● **EXERCISE TEXT**:

+++

The coordinate-wise median ignores the extreme value; the mean does not. This is why untrusted settings use robust aggregation.

🔑
Robust Alternatives

When clients can't all be trusted, swap the plain mean for a coordinate-wise median, a trimmed mean (drop the most extreme values per coordinate before averaging), or defences like Krum and Bulyan. They sacrifice a little accuracy for resistance to a few bad actors.


Section 06

The Family of Aggregation Rules

⚖️
Data-Weighted (FedAvg)
α_k = n_k / n
The default. Bigger datasets get a bigger say. Fast and faithful when clients are honest.
📊
Performance-Weighted
α_k ∝ quality
Weight by validation accuracy or inverse loss, so better-performing clients influence the blend more.
Staleness-Weighted
async FL
In asynchronous FL, down-weight updates computed on an old global model so stale work counts less.

+++

● **DATA EXTRACT**:
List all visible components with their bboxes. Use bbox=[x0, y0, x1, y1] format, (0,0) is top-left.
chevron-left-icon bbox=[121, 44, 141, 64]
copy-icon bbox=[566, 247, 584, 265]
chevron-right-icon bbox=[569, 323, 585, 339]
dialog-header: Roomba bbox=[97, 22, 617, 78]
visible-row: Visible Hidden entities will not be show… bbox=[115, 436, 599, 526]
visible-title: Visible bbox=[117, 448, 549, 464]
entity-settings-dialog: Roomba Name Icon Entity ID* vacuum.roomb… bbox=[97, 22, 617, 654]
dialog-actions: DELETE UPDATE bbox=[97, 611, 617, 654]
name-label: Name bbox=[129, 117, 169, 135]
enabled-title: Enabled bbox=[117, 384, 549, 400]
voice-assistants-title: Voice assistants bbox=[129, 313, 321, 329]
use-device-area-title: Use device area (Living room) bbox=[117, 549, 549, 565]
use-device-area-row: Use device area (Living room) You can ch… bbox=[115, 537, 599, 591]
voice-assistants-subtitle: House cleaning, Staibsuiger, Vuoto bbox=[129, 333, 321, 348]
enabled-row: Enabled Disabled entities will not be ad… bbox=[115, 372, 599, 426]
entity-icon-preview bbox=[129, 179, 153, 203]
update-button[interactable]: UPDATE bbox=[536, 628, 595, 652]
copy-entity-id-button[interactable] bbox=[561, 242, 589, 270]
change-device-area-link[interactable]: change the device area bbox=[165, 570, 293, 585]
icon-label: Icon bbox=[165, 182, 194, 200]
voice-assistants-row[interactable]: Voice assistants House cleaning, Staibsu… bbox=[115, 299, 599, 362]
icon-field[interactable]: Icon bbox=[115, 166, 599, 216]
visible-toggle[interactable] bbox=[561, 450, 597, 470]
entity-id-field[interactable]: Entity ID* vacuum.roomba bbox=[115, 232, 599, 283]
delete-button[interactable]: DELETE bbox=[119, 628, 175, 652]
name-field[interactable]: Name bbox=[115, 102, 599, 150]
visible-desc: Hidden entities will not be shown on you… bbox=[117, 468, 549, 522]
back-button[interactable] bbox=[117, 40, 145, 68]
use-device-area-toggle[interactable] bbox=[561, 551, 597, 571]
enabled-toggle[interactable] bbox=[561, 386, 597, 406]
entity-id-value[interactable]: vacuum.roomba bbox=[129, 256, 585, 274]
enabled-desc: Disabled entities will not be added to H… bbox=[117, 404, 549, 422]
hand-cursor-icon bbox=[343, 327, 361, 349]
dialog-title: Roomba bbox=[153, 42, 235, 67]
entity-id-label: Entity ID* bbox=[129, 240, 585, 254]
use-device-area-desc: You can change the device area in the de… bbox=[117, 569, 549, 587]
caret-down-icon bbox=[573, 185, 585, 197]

+++

● **PROBLEM SET**:
a. Answer these questions from the text on federated aggregation rules, one answer per line, labeled the same way:
(i) What does a trimmed mean drop before averaging?
(ii) What formula gives α_k under the Data-Weighted (FedAvg) rule?
(iii) In asynchronous FL, which updates are down-weighted?
b. Pick up the text on federated aggregation rules after its last line and write what comes next.

● **RESULTS**:
a.
(i) The most extreme values per coordinate.
(ii) α_k = n_k / n
(iii) Updates computed on an old global model.

b.
RuleWeights byRobust to bad clients?Best when…
Equal meanNothing (1/K)NoClients hold similar amounts of IID data
Data-weighted (FedAvg)Sample size nkNoHonest clients, uneven data sizes
Coordinate-wise median— (order statistic)YesSome clients may be faulty or malicious
Trimmed meanMiddle values onlyYesA known small fraction of outliers
Krum / BulyanGeometric closenessYesAdversarial / Byzantine threat model

Section 07

Aggregation in Python — One Function, Four Rules

The same inputs, a method switch. Each returns one aggregated weight vector the server adopts as the new global model.

import numpy as np

def aggregate(updates, sizes=None, method='weighted', trim=0.2):
    """Combine client weight vectors into one global vector.

    updates : list of 1-D arrays, one per client (same shape)
    sizes   : list of n_k (needed for 'weighted')
    method  : 'mean' | 'weighted' | 'median' | 'trimmed'
    """
    U = np.array(updates, dtype=float)        # shape (K, d)

    if method == 'mean':                       # equal average
        return U.mean(axis=0)

    if method == 'weighted':                   # FedAvg: α_k = n_k / n
        a = np.array(sizes, float)
        a = a / a.sum()                       # normalise to sum to 1
        return (a[:, None] * U).sum(axis=0)

    if method == 'median':                     # robust: per-coordinate median
        return np.median(U, axis=0)

    if method == 'trimmed':                    # drop extremes, then mean
        k  = int(trim * len(U))
        Us = np.sort(U, axis=0)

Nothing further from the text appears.